▶ _WHAT IS NEEDED_
Check each line of the material below for "kontaktne", then copy the ones that contain it.

▶ _INPUT MATERIAL_
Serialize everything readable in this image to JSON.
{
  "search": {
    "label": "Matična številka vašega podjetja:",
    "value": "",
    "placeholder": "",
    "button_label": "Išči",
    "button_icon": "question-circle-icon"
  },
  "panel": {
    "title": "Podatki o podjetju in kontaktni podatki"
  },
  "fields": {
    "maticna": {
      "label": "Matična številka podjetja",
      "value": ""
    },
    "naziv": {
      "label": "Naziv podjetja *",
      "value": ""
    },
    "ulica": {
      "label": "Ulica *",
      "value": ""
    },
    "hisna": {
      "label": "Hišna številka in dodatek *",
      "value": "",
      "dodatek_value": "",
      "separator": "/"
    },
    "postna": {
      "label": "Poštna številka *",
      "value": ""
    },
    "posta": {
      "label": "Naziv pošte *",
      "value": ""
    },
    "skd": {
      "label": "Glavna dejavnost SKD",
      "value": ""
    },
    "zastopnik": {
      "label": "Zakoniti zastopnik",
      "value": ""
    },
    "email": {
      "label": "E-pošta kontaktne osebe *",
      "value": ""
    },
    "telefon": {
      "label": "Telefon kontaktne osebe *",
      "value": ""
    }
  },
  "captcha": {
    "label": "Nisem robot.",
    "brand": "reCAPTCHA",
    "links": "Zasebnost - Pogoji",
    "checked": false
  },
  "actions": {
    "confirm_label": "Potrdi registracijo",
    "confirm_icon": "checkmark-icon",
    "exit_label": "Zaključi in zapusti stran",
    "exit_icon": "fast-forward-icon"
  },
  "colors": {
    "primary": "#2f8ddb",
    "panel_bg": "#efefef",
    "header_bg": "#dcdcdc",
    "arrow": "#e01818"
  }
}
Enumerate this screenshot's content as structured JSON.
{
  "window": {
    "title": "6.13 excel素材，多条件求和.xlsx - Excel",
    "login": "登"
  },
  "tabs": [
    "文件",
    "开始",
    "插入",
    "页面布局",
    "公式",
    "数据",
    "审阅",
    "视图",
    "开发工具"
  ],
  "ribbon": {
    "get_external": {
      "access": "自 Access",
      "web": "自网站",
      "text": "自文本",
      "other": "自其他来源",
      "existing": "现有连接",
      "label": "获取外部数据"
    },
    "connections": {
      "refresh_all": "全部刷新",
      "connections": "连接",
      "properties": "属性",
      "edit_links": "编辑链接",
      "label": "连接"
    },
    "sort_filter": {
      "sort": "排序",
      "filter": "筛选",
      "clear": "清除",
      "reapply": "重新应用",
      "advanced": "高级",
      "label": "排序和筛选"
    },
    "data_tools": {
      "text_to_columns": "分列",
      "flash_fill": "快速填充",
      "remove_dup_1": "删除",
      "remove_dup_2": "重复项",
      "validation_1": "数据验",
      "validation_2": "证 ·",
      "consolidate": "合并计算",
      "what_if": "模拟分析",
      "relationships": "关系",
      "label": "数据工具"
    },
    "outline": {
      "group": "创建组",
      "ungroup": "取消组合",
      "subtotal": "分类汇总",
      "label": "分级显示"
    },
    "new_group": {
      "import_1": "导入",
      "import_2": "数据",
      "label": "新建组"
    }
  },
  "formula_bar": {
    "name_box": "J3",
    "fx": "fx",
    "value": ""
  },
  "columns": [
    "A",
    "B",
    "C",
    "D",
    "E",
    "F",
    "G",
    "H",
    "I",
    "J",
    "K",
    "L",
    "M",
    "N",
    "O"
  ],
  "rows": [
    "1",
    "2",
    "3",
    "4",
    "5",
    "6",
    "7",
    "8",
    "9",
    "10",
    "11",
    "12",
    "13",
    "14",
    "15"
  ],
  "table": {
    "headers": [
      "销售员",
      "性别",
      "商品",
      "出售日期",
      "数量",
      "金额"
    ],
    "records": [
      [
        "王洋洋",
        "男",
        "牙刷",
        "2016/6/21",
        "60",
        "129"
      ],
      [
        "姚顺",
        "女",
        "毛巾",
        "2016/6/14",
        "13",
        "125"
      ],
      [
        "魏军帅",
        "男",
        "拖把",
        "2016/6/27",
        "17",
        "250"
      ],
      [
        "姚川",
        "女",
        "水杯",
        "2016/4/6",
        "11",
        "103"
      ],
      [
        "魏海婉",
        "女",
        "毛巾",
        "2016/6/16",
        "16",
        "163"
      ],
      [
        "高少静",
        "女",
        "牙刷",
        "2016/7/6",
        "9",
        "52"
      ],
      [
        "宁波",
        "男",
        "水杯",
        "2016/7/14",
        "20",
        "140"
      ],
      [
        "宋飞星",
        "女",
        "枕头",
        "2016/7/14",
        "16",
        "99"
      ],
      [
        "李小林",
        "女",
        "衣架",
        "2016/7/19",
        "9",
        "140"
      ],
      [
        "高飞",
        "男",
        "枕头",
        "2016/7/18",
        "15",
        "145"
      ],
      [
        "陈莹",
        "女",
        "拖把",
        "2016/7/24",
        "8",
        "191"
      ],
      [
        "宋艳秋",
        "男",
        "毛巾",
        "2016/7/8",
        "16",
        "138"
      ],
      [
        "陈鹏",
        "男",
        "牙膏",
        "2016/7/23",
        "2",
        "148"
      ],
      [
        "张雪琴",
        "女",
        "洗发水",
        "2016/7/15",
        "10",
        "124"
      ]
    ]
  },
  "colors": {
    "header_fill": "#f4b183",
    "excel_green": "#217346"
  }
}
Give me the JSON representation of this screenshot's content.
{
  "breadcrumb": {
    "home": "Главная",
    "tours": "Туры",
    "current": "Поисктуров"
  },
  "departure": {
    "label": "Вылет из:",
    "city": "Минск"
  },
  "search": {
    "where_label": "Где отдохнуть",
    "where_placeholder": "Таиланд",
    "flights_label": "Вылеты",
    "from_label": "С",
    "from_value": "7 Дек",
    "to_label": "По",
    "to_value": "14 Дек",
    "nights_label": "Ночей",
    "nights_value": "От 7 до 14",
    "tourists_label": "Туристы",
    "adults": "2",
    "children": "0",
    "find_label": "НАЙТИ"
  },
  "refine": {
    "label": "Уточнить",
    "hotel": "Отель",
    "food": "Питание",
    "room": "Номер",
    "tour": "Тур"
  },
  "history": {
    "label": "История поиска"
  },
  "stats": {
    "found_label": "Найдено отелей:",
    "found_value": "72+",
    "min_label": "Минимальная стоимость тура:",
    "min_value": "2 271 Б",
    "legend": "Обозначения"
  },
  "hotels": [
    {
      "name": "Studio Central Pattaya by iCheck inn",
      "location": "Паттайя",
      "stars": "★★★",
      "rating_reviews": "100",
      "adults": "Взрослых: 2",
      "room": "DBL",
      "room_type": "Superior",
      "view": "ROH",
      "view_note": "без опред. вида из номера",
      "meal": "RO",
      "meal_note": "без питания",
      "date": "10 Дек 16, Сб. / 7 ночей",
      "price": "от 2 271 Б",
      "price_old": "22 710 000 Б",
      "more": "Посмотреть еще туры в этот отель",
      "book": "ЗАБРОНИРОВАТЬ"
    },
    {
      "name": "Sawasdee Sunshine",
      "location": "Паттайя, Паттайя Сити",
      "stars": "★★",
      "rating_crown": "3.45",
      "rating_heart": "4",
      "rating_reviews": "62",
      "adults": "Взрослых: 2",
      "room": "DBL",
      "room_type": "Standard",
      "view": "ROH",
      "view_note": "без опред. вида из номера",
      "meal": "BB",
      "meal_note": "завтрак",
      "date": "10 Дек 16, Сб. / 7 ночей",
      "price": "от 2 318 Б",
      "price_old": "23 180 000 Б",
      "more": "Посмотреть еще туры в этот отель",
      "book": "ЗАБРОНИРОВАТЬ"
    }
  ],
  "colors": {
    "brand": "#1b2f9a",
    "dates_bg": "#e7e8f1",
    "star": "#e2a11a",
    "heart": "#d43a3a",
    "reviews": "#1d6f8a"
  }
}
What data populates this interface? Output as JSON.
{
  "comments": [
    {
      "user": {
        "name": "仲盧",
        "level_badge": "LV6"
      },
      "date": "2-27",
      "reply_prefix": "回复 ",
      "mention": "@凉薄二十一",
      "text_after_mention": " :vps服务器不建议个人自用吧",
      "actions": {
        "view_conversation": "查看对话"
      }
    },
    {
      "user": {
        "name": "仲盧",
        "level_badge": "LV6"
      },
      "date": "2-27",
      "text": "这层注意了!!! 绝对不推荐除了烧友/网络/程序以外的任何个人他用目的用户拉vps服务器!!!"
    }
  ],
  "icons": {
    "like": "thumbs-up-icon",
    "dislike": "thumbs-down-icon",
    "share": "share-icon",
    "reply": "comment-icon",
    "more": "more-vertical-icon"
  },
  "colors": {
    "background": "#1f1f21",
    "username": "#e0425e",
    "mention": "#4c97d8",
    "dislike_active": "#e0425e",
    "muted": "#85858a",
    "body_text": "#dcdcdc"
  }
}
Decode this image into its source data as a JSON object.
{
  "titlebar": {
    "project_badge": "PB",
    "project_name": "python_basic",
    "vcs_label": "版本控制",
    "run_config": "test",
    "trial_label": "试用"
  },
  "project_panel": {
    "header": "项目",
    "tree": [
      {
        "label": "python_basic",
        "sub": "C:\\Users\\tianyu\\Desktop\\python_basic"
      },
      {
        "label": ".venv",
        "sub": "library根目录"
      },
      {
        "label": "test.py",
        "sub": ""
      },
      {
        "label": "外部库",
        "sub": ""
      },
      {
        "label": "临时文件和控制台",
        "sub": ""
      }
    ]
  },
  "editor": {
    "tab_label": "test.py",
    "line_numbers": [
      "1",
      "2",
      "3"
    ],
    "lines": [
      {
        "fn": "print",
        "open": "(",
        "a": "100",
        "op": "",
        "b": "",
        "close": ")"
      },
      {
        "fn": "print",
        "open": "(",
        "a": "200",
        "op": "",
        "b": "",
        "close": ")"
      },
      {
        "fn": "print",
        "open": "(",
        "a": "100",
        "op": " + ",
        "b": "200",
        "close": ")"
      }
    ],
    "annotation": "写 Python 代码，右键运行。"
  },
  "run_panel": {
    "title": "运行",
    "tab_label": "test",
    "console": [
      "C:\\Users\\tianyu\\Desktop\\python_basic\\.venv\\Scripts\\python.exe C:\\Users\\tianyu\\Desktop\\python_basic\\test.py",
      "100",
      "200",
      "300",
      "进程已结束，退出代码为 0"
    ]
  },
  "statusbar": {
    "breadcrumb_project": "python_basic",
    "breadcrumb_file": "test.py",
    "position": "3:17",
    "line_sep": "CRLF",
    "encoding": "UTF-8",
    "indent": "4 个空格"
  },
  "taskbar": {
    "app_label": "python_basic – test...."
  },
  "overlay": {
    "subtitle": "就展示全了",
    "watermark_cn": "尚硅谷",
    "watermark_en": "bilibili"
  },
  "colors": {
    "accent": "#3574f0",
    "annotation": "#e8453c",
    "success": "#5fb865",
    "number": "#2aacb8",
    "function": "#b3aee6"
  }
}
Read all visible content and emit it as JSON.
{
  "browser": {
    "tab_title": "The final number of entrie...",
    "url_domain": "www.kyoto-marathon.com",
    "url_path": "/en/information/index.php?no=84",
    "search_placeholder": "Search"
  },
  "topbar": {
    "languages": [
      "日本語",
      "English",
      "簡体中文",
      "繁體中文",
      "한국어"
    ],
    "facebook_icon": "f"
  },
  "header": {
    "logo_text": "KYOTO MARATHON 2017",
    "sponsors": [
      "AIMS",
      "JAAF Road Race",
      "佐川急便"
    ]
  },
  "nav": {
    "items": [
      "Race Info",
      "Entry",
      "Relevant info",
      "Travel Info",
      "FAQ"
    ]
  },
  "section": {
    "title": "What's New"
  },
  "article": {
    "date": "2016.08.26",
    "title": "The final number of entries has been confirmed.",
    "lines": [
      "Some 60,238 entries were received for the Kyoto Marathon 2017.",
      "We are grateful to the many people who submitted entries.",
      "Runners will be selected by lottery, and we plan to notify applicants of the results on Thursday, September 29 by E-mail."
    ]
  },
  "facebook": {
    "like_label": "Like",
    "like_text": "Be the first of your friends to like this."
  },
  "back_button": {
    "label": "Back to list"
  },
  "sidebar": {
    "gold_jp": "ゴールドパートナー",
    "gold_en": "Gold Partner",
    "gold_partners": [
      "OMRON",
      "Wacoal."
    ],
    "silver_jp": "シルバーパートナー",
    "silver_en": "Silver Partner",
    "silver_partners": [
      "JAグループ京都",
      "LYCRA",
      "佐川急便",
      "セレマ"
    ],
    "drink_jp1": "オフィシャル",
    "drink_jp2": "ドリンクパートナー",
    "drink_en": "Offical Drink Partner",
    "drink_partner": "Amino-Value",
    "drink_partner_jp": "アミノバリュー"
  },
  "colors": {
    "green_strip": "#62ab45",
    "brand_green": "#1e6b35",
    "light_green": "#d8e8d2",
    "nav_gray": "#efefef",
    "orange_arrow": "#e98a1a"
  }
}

▶ _WRITTEN RESPONSE_
      "label": "E-pošta kontaktne osebe *",
      "label": "Telefon kontaktne osebe *",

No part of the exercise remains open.